▼

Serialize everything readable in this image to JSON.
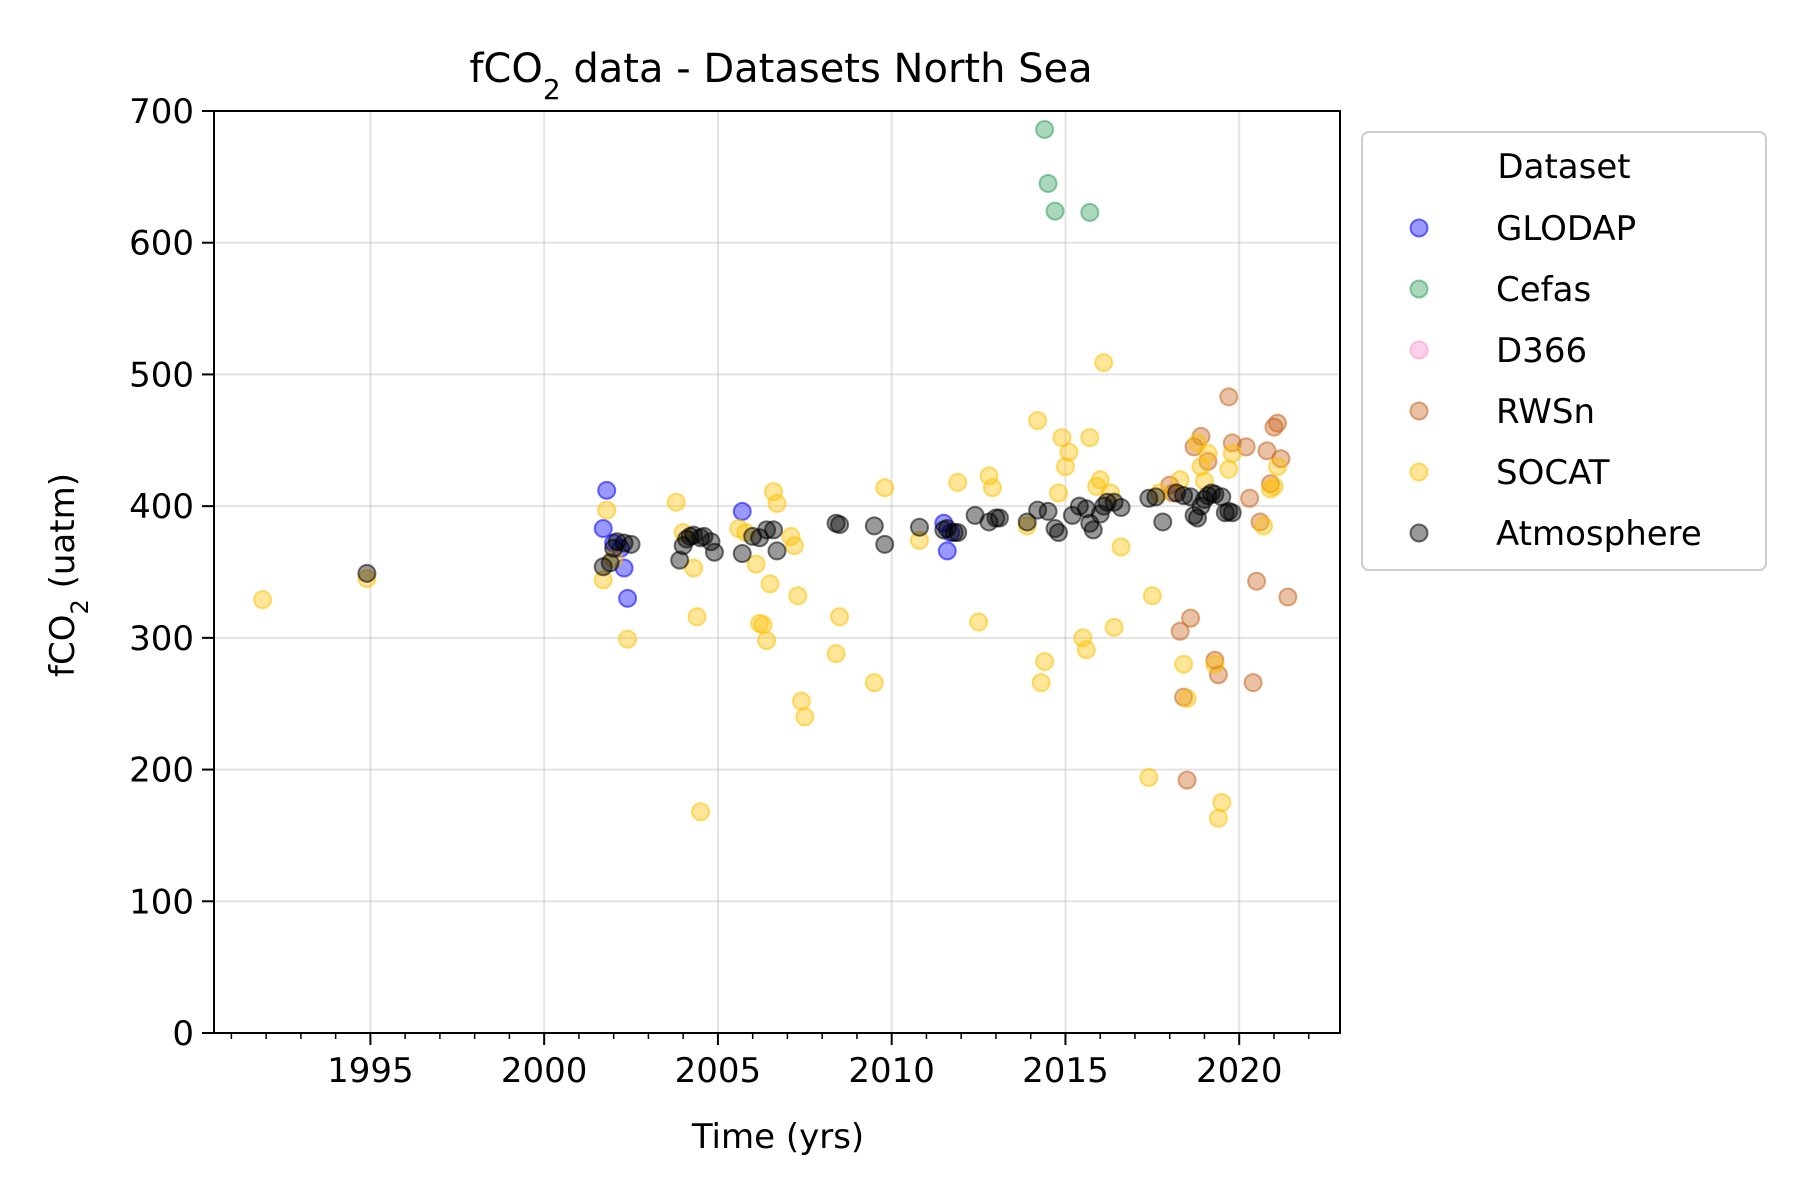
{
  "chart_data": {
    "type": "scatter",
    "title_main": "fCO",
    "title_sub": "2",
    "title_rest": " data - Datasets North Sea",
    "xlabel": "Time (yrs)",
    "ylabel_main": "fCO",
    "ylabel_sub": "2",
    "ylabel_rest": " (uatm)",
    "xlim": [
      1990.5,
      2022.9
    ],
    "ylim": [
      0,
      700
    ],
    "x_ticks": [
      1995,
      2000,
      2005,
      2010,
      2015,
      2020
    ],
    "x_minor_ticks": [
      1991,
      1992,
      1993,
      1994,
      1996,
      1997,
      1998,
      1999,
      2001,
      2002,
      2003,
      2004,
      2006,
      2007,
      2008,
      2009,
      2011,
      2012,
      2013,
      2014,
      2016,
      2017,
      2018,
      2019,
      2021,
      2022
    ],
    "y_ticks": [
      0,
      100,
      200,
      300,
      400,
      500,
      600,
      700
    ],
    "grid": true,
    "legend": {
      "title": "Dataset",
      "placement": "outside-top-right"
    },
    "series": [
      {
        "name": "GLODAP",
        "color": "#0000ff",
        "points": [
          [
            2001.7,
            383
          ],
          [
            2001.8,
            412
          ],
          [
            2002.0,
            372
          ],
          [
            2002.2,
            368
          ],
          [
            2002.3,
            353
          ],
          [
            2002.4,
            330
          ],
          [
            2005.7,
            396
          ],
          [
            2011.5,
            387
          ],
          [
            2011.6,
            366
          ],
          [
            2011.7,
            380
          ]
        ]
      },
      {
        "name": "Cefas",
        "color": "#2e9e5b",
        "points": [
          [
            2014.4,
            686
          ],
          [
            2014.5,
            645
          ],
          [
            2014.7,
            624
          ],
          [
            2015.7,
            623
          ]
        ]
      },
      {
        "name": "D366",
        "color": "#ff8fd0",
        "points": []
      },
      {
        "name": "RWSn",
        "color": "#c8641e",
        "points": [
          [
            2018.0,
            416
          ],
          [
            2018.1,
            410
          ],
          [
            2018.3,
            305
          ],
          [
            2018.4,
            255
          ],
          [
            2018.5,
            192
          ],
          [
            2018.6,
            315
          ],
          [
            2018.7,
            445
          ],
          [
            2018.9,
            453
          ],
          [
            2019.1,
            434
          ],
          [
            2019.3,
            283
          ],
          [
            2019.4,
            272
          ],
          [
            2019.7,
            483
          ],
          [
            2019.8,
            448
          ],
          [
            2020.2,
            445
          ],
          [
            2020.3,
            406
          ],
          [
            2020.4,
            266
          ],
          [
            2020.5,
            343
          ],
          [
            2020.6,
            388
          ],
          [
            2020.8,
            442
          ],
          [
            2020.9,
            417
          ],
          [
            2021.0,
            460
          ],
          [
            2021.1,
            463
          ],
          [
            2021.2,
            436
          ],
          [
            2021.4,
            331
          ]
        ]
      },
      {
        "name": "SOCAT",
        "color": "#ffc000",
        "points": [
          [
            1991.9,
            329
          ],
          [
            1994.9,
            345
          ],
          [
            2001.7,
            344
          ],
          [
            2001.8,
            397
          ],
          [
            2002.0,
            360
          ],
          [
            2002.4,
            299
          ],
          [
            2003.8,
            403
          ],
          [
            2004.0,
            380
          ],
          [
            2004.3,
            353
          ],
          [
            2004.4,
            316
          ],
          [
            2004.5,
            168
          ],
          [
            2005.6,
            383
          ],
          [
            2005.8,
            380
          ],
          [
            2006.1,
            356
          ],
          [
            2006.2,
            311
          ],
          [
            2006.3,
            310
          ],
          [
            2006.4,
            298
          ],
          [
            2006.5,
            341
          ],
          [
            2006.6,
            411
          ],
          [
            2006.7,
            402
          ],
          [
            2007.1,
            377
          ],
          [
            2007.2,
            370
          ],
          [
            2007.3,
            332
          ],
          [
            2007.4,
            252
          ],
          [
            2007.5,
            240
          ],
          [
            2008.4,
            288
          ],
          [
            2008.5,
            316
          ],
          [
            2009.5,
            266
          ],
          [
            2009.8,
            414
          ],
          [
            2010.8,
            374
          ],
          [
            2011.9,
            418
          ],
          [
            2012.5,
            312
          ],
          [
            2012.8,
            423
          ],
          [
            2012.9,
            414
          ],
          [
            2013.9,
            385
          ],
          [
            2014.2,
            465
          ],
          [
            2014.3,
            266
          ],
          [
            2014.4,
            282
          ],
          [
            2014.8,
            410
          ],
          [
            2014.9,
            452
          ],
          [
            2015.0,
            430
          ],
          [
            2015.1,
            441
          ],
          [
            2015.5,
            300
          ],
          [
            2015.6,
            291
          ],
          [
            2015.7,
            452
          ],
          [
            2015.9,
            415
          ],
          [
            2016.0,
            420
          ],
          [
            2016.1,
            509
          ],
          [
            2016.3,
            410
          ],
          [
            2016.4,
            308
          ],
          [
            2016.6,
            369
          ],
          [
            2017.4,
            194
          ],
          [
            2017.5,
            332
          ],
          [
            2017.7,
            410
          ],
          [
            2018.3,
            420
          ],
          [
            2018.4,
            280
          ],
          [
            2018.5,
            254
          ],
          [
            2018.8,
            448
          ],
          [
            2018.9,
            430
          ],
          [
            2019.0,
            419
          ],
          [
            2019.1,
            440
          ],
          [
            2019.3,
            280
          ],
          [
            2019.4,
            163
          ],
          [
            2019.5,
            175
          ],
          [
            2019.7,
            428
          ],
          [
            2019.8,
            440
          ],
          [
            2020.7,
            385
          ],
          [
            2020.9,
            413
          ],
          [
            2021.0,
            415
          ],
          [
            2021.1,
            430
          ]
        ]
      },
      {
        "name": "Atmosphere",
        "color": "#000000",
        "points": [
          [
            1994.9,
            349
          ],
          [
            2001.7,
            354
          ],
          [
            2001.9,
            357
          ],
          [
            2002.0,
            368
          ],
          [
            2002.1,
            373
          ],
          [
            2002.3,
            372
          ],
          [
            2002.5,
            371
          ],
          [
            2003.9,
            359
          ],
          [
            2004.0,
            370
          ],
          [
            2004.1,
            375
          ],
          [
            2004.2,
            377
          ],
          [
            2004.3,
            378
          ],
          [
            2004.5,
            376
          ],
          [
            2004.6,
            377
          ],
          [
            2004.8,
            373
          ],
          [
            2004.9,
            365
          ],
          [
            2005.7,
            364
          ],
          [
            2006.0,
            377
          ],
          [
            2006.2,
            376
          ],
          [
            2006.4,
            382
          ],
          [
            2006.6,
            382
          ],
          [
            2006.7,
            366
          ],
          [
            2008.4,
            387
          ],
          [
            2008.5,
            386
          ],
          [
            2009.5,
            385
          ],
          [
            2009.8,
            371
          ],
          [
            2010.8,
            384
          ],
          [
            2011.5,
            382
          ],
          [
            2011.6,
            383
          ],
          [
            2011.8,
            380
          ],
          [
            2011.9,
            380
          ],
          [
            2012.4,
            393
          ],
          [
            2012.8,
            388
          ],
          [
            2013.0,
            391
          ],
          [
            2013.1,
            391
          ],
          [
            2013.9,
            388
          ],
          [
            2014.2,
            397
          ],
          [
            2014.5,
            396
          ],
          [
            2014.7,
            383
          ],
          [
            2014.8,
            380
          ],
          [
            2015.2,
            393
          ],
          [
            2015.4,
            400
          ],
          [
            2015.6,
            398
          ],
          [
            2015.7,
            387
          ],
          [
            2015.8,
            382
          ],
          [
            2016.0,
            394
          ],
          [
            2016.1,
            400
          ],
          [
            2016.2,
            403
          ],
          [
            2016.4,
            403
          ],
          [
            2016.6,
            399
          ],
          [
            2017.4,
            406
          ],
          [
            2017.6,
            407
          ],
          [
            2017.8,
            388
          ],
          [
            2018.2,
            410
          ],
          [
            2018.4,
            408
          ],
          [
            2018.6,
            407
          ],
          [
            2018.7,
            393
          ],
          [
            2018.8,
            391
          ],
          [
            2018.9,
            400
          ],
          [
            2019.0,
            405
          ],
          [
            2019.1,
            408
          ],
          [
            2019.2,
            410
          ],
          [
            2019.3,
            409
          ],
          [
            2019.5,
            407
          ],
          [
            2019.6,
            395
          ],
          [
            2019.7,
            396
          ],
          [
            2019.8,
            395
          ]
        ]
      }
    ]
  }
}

▲
▼

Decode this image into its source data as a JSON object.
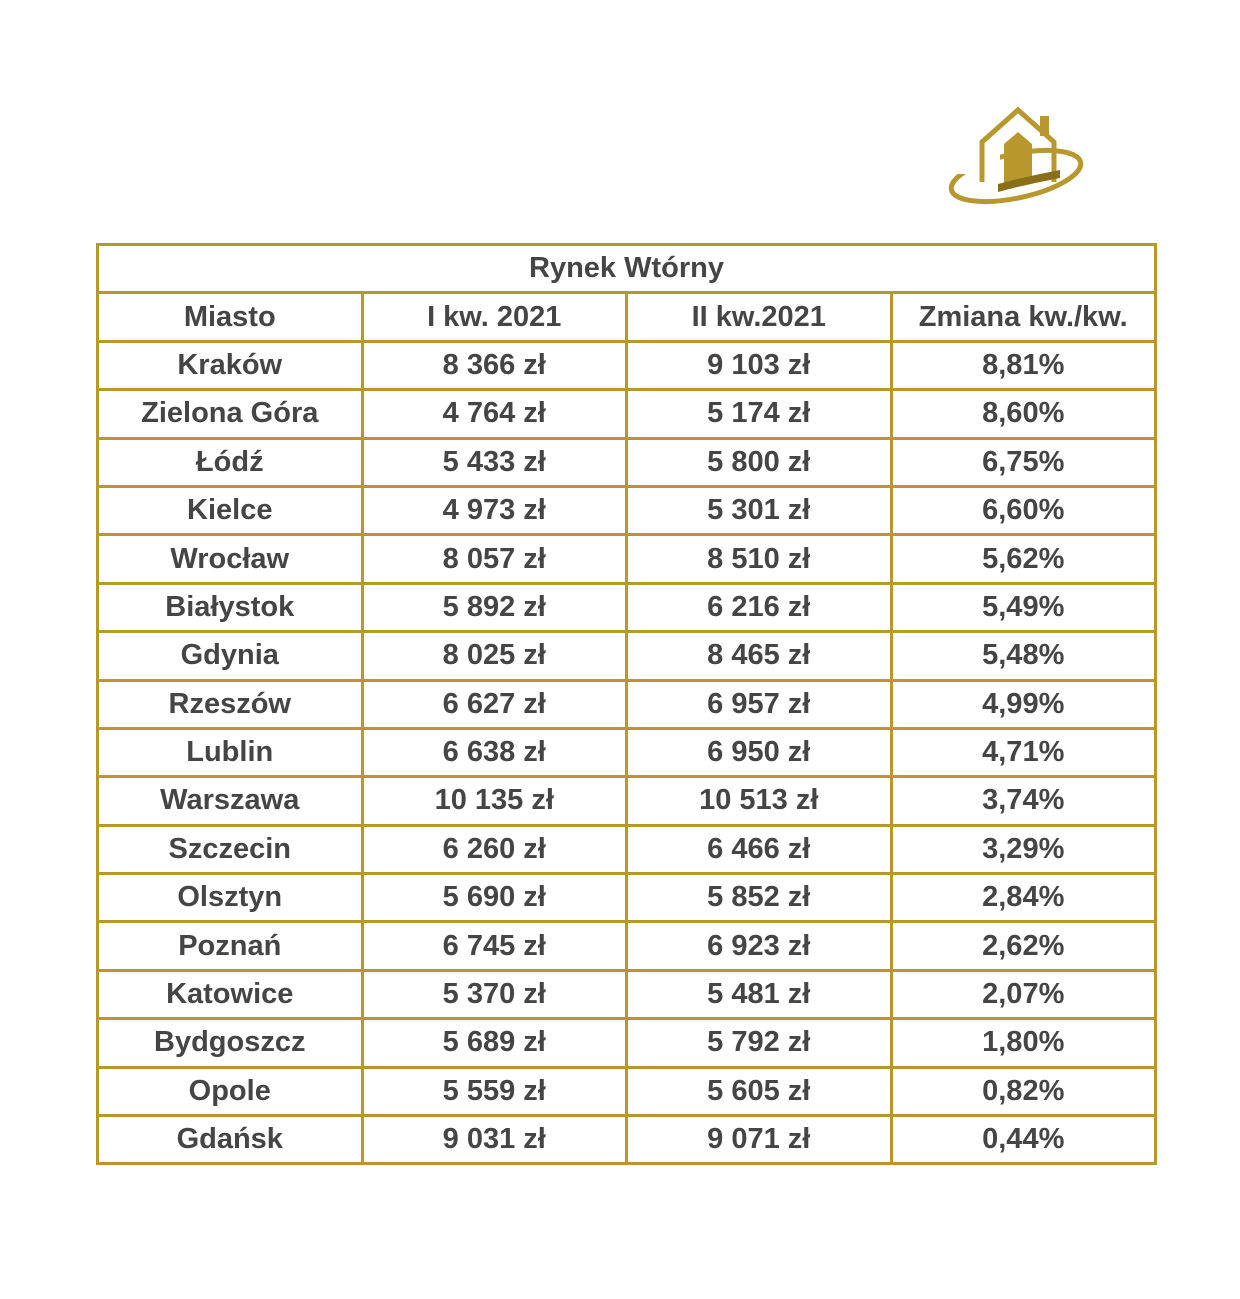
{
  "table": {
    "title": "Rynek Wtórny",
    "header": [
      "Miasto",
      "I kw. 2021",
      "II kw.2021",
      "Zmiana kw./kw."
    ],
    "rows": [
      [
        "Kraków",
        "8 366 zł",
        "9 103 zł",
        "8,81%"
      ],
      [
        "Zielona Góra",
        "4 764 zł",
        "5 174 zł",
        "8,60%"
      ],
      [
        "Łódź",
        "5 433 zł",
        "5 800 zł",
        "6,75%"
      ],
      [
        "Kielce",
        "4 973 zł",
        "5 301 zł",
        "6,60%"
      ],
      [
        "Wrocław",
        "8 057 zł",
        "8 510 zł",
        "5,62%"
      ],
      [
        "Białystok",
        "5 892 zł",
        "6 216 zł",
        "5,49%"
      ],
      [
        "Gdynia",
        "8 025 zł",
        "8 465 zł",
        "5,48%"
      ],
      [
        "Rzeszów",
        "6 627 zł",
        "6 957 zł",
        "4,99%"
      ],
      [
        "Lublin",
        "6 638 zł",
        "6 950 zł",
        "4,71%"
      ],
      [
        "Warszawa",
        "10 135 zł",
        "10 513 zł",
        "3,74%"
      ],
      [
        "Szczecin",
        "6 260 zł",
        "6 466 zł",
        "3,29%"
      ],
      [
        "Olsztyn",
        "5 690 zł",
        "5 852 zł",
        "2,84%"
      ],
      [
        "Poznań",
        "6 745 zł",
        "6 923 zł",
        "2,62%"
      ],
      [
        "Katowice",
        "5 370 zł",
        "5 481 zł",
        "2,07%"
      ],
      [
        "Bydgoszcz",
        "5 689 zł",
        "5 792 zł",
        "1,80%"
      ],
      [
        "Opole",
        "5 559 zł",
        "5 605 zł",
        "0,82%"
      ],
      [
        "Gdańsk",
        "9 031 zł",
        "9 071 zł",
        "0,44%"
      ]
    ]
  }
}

▲

### AIM
From the data above, copy each line where the string "name" appears.

### OUTPUT OF THE TASK
        "name": "GLODAP",
        "name": "Cefas",
        "name": "D366",
        "name": "RWSn",
        "name": "SOCAT",
        "name": "Atmosphere",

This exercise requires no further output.